## Do this
State how many lines of the entries hold the string "video", and output nothing but that count.

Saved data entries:
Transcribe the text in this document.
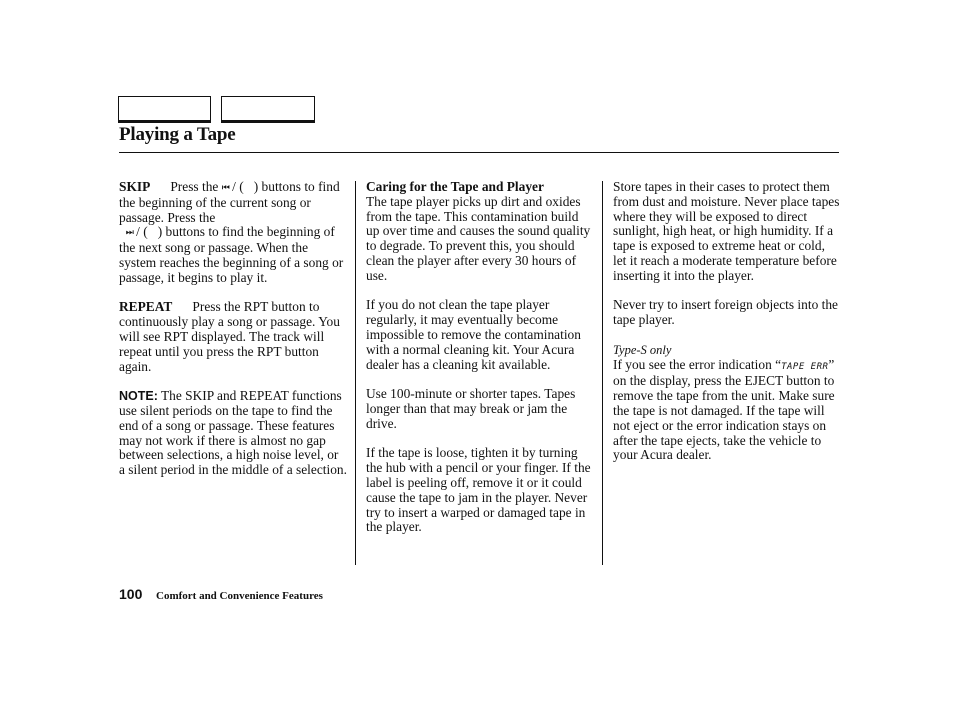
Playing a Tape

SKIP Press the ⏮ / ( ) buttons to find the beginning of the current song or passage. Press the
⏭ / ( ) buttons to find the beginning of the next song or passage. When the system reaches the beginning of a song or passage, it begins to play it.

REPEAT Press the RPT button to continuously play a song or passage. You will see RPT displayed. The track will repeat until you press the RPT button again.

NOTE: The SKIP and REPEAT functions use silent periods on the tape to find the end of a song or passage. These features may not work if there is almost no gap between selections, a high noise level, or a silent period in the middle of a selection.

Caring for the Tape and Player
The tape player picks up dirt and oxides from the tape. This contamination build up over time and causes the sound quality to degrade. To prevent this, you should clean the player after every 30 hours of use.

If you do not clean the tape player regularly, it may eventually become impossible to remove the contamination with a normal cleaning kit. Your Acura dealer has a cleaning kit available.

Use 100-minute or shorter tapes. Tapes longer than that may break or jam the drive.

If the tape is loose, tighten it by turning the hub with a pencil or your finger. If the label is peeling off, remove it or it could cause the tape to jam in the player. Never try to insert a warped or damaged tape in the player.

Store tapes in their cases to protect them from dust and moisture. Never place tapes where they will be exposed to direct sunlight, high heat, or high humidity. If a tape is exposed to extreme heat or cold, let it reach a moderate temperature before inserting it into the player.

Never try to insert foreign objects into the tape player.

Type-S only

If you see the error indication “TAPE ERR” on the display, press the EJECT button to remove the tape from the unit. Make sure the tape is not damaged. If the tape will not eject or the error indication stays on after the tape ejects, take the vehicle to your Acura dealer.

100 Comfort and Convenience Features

* * *

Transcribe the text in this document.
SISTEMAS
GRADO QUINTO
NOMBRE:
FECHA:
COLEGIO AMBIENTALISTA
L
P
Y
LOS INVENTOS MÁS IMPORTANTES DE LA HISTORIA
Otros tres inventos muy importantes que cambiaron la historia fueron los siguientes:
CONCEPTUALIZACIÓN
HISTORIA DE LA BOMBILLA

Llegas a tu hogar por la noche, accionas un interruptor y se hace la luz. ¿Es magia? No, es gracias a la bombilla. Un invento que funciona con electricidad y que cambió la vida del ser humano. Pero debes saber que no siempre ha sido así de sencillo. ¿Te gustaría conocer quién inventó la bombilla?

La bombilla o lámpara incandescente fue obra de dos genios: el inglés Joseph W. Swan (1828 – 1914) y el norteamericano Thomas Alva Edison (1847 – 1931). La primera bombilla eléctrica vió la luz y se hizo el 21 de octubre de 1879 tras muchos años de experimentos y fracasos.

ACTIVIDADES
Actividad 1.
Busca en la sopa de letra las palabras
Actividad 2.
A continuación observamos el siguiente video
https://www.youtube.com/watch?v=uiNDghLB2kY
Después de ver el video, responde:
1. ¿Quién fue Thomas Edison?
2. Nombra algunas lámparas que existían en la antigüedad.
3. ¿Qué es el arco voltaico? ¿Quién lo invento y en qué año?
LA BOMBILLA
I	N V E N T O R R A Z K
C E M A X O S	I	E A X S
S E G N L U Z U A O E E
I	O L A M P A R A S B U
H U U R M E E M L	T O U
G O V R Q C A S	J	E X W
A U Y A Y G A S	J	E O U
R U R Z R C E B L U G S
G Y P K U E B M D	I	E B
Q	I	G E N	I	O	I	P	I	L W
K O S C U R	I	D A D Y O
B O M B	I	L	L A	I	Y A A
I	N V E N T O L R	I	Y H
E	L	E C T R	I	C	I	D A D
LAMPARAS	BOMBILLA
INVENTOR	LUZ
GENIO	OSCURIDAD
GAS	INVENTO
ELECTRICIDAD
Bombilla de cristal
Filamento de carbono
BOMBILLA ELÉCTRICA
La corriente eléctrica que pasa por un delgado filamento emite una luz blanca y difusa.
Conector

--

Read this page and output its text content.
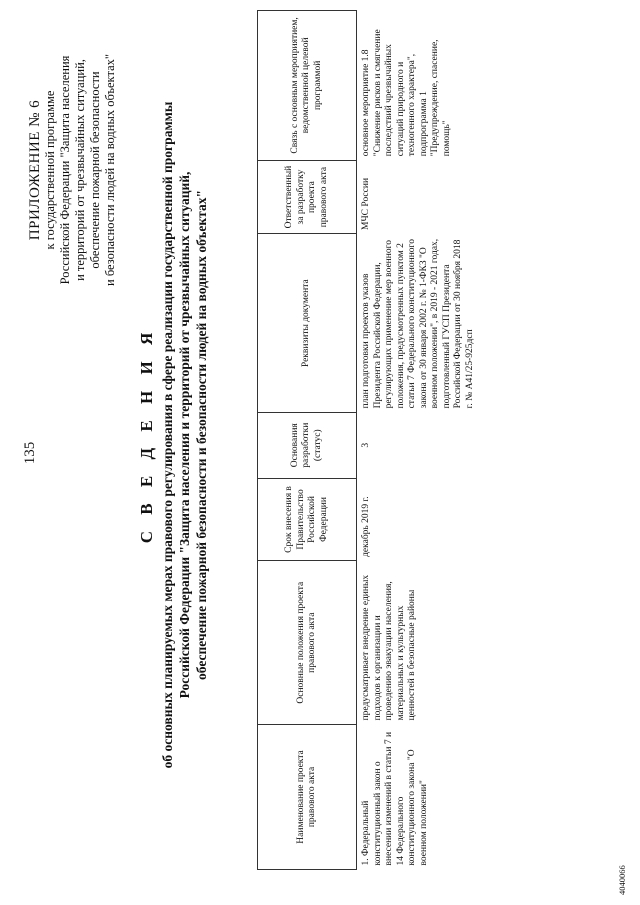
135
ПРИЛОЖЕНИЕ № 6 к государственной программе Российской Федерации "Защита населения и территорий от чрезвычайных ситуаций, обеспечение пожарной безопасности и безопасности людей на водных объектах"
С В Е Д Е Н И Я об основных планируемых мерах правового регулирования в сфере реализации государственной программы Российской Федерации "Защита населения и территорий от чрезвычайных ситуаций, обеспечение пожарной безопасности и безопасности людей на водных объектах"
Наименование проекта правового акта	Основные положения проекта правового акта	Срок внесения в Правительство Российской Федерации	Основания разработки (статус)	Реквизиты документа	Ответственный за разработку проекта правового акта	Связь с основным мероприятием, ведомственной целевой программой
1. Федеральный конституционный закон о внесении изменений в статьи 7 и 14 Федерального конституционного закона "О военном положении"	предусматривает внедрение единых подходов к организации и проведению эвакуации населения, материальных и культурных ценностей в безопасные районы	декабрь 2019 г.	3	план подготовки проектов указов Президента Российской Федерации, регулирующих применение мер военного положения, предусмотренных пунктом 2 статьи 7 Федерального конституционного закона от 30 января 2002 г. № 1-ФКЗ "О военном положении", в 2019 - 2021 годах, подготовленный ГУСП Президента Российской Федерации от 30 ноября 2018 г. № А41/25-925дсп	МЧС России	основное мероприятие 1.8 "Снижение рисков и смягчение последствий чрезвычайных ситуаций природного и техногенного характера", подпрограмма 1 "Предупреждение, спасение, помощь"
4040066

## Reply
2